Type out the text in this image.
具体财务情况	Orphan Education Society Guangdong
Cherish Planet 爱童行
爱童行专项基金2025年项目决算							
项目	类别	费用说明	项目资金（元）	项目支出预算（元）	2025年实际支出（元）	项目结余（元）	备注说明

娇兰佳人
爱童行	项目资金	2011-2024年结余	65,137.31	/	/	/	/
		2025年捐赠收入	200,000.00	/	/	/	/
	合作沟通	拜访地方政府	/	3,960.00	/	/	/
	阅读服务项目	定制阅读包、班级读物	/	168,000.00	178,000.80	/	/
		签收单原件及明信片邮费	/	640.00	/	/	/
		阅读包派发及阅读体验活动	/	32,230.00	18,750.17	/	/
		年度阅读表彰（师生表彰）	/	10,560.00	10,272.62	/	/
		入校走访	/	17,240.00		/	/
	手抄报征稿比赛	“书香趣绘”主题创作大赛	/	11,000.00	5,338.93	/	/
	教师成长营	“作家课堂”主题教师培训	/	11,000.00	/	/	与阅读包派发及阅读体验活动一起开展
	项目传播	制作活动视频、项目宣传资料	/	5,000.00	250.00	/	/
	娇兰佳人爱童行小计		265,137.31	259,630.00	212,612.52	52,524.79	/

**PROBLEM DESCRIPTION**
Make a list of all lines in the data that contain "项目资金".

**OUTPUT BELOW**
项目	类别	费用说明	项目资金（元）	项目支出预算（元）	2025年实际支出（元）	项目结余（元）	备注说明
爱童行	项目资金	2011-2024年结余	65,137.31	/	/	/	/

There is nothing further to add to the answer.